**Gestelde opgave A**
Wat voor dwangsom verbindt de voorzieningenrechter in het fragment over de dwangsom aan de veroordeling?
########################################
De voorzieningenrechter overweegt verder dat [gedaagde partij] in deze procedure zonder advocaat is verschenen. Dat heeft als gevolg dat zij geen vorderingen kan instellen zoals zij wel lijkt te willen doen met haar document “voorwaarden hypotheek afdracht”. De voorzieningenrechter ziet ook geen aanknopingspunten om een of meer van de, niet steeds even concreet en bepaalbaar geformuleerde, wensen van [gedaagde partij] als voorwaarden aan toewijzing van het gevorderde te verbinden, nog daargelaten dat [eisende partij] duidelijk heeft gemaakt dat gevorderde medewerking ook tot gevolg heeft dat [gedaagde partij] wordt ontslagen uit de (door haar gewenste) hoofdelijke aansprakelijkheid voor de andere hypotheek waar partijen op dit moment nog aan gebonden zijn. Omdat de primaire vordering verder niet gemotiveerd betwist is, wordt deze toegewezen. Daarbij merkt de voorzieningenrechter op dat het partijen blijkbaar voldoende duidelijk is wat de benodigde inspanningen behelzen. In het stilzitten van [gedaagde partij] en haar verweer tijdens de mondelinge behandeling, dat zij meermaals herhaalde, ziet de voorzieningenrechter aanleiding om een eenmalige dwangsom te verbinden aan de veroordeling. Uit stellingen van [eisende partij] volgt dat de benodigde inspanningen op zeer korte termijn gerealiseerd moeten zijn. Daaruit leidt de voorzieningenrechter af dat na ommekomst van die termijn, het niet langer mogelijk is om te bereiken wat hij wil. Daarvan uitgaande is een dwangsom per tijdseenheid, ook al wordt die gemaximeerd, niet passend. De gevorderde inspanningen kunnen nergens meer toe leiden en dat zou tot gevolg hebben dat de dwangsom dan een punitief karakter zou krijgen.
########################################
**Gestelde opgave B**
Neem uit de rijen letterlijk het stuk over van de regel met "86, 241, 102]" tot en met de regel met "408, 1507, 508]".

Omkaderde elementen:
########################################
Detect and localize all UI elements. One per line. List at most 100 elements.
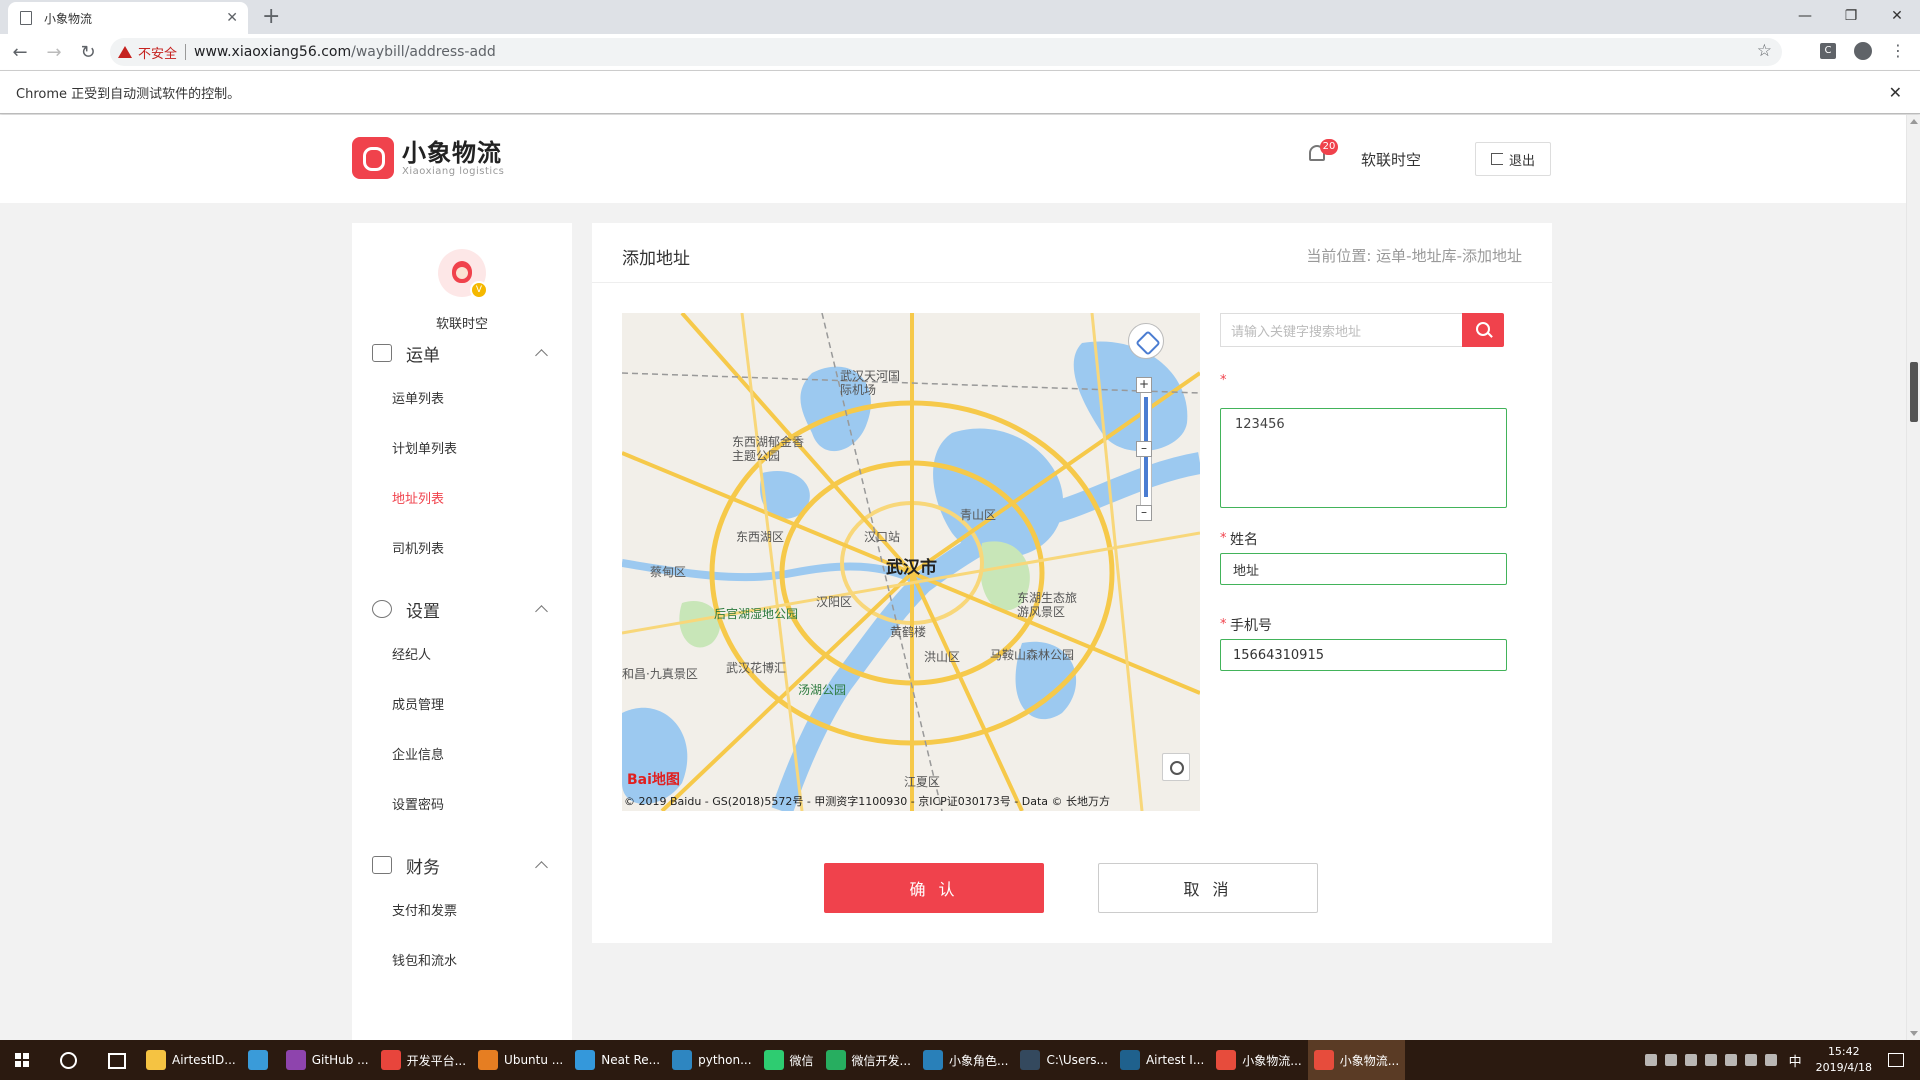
infobar-text: Chrome 正受到自动测试软件的控制。	[16, 86, 241, 102]
taskbar-app-label: 微信开发...	[851, 1053, 911, 1068]
group-label: 运单	[406, 345, 440, 366]
profile-icon[interactable]	[1854, 41, 1872, 60]
baidu-map-logo[interactable]: Bai地图	[627, 769, 680, 789]
sidebar-group-settings[interactable]: 设置	[352, 591, 572, 627]
sidebar-group-waybill[interactable]: 运单	[352, 335, 572, 371]
restore-icon[interactable]: ❐	[1828, 2, 1874, 30]
task-view-icon[interactable]	[92, 1040, 140, 1080]
chevron-up-icon[interactable]	[535, 605, 548, 618]
address-textarea[interactable]: 123456	[1220, 408, 1507, 508]
sidebar-item-plan-list[interactable]: 计划单列表	[392, 438, 457, 457]
zoom-handle[interactable]: –	[1136, 441, 1152, 457]
taskbar-app[interactable]: C:\Users...	[1014, 1040, 1114, 1080]
logout-button[interactable]: 退出	[1475, 142, 1551, 176]
taskbar-app[interactable]	[242, 1040, 280, 1080]
taskbar-app[interactable]: 小象角色...	[917, 1040, 1014, 1080]
close-icon[interactable]: ✕	[1889, 83, 1902, 102]
chevron-up-icon[interactable]	[535, 349, 548, 362]
truck-icon	[372, 344, 392, 362]
page-scrollbar[interactable]	[1906, 115, 1920, 1040]
phone-input[interactable]: 15664310915	[1220, 639, 1507, 671]
tray-icon[interactable]	[1664, 1054, 1677, 1066]
taskbar-app[interactable]: 微信开发...	[820, 1040, 917, 1080]
scroll-thumb[interactable]	[1910, 362, 1918, 422]
notification-bell-icon[interactable]: 20	[1306, 139, 1338, 165]
taskbar-app[interactable]: GitHub ...	[280, 1040, 375, 1080]
logout-label: 退出	[1508, 153, 1535, 169]
address-search-input[interactable]: 请输入关键字搜索地址	[1220, 313, 1464, 347]
sidebar-item-wallet[interactable]: 钱包和流水	[392, 950, 457, 969]
taskbar-app[interactable]: python...	[666, 1040, 757, 1080]
app-icon	[1216, 1050, 1237, 1070]
tray-icon[interactable]	[1704, 1054, 1717, 1066]
notification-center-icon[interactable]	[1888, 1053, 1904, 1067]
url-host: www.xiaoxiang56.com	[194, 44, 352, 60]
scroll-up-icon[interactable]	[1910, 119, 1918, 124]
taskbar-app[interactable]: 微信	[758, 1040, 820, 1080]
browser-toolbar: ← → ↻ 不安全 www.xiaoxiang56.com/waybill/ad…	[0, 34, 1920, 70]
browser-tab[interactable]: 小象物流 ✕	[8, 2, 248, 34]
tray-icon[interactable]	[1644, 1054, 1657, 1066]
sidebar-item-members[interactable]: 成员管理	[392, 694, 444, 713]
map-pan-icon[interactable]	[1128, 323, 1164, 359]
minimize-icon[interactable]: —	[1782, 2, 1828, 30]
search-icon[interactable]	[44, 1040, 92, 1080]
url-path: /waybill/address-add	[351, 44, 496, 60]
cancel-button[interactable]: 取 消	[1098, 863, 1318, 913]
taskbar-app[interactable]: Neat Re...	[569, 1040, 666, 1080]
extension-icon[interactable]: C	[1820, 42, 1836, 59]
page-title: 添加地址	[622, 249, 690, 269]
reload-icon[interactable]: ↻	[74, 42, 102, 63]
sidebar-item-broker[interactable]: 经纪人	[392, 644, 431, 663]
map-label-jiuzhen: 和昌·九真景区	[622, 667, 698, 681]
sidebar-group-finance[interactable]: 财务	[352, 847, 572, 883]
group-label: 财务	[406, 857, 440, 878]
confirm-button[interactable]: 确 认	[824, 863, 1044, 913]
taskbar-app[interactable]: Ubuntu ...	[472, 1040, 569, 1080]
taskbar-app[interactable]: 开发平台...	[375, 1040, 472, 1080]
locate-icon[interactable]	[1162, 753, 1190, 781]
app-icon	[763, 1050, 784, 1070]
ime-indicator[interactable]: 中	[1789, 1051, 1802, 1070]
tray-icon[interactable]	[1724, 1054, 1737, 1066]
header-user-name[interactable]: 软联时空	[1361, 149, 1421, 170]
windows-taskbar: AirtestID... GitHub ... 开发平台... Ubuntu ... N…	[0, 1040, 1920, 1080]
close-window-icon[interactable]: ✕	[1874, 2, 1920, 30]
search-icon[interactable]	[1462, 313, 1504, 347]
back-icon[interactable]: ←	[6, 42, 34, 63]
sidebar-item-company[interactable]: 企业信息	[392, 744, 444, 763]
sidebar-item-invoice[interactable]: 支付和发票	[392, 900, 457, 919]
volume-icon[interactable]	[1764, 1054, 1777, 1066]
chevron-up-icon[interactable]	[535, 861, 548, 874]
taskbar-app[interactable]: Airtest I...	[1114, 1040, 1210, 1080]
bookmark-star-icon[interactable]: ☆	[1757, 41, 1772, 61]
avatar[interactable]: V	[438, 249, 488, 299]
map-zoom-control[interactable]: + – –	[1128, 323, 1164, 521]
map-label-wetland: 后官湖湿地公园	[714, 607, 799, 621]
insecure-label[interactable]: 不安全	[138, 43, 177, 62]
new-tab-icon[interactable]: +	[262, 5, 280, 29]
taskbar-app[interactable]: AirtestID...	[140, 1040, 242, 1080]
baidu-map[interactable]: 武汉市 武汉天河国际机场 汉口站 东西湖郁金香主题公园 后官湖湿地公园 武汉花博…	[622, 313, 1200, 811]
menu-dots-icon[interactable]: ⋮	[1890, 41, 1906, 60]
scroll-down-icon[interactable]	[1910, 1031, 1918, 1036]
tray-icon[interactable]	[1684, 1054, 1697, 1066]
required-mark: *	[1220, 373, 1227, 388]
sidebar-item-driver-list[interactable]: 司机列表	[392, 538, 444, 557]
taskbar-app[interactable]: 小象物流...	[1307, 1040, 1406, 1080]
address-bar[interactable]: 不安全 www.xiaoxiang56.com/waybill/address-…	[110, 38, 1782, 66]
clock[interactable]: 15:42 2019/4/18	[1816, 1044, 1872, 1076]
name-input[interactable]: 地址	[1220, 553, 1507, 585]
phone-label: 手机号	[1230, 618, 1272, 634]
sidebar-item-address-list[interactable]: 地址列表	[392, 488, 444, 507]
sidebar-item-waybill-list[interactable]: 运单列表	[392, 388, 444, 407]
forward-icon[interactable]: →	[40, 42, 68, 63]
sidebar-item-password[interactable]: 设置密码	[392, 794, 444, 813]
close-tab-icon[interactable]: ✕	[226, 10, 238, 26]
taskbar-app[interactable]: 小象物流...	[1210, 1040, 1307, 1080]
zoom-out-icon[interactable]: –	[1136, 505, 1152, 521]
brand-logo[interactable]: 小象物流 Xiaoxiang logistics	[352, 137, 504, 179]
windows-start-icon[interactable]	[0, 1040, 44, 1080]
network-icon[interactable]	[1744, 1054, 1757, 1066]
zoom-in-icon[interactable]: +	[1136, 377, 1152, 393]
########################################
**Volledige uitvoer A**
Een eenmalige dwangsom.

**Volledige uitvoer B**
infobar-text: Chrome 正受到自动测试软件的控制。	[16, 86, 241, 102]
taskbar-app-label: 微信开发...	[851, 1053, 911, 1068]
group-label: 运单	[406, 345, 440, 366]
profile-icon[interactable]	[1854, 41, 1872, 60]
baidu-map-logo[interactable]: Bai地图	[627, 769, 680, 789]
sidebar-group-settings[interactable]: 设置	[352, 591, 572, 627]
sidebar-group-waybill[interactable]: 运单	[352, 335, 572, 371]
restore-icon[interactable]: ❐	[1828, 2, 1874, 30]
task-view-icon[interactable]	[92, 1040, 140, 1080]
chevron-up-icon[interactable]	[535, 605, 548, 618]
address-textarea[interactable]: 123456	[1220, 408, 1507, 508]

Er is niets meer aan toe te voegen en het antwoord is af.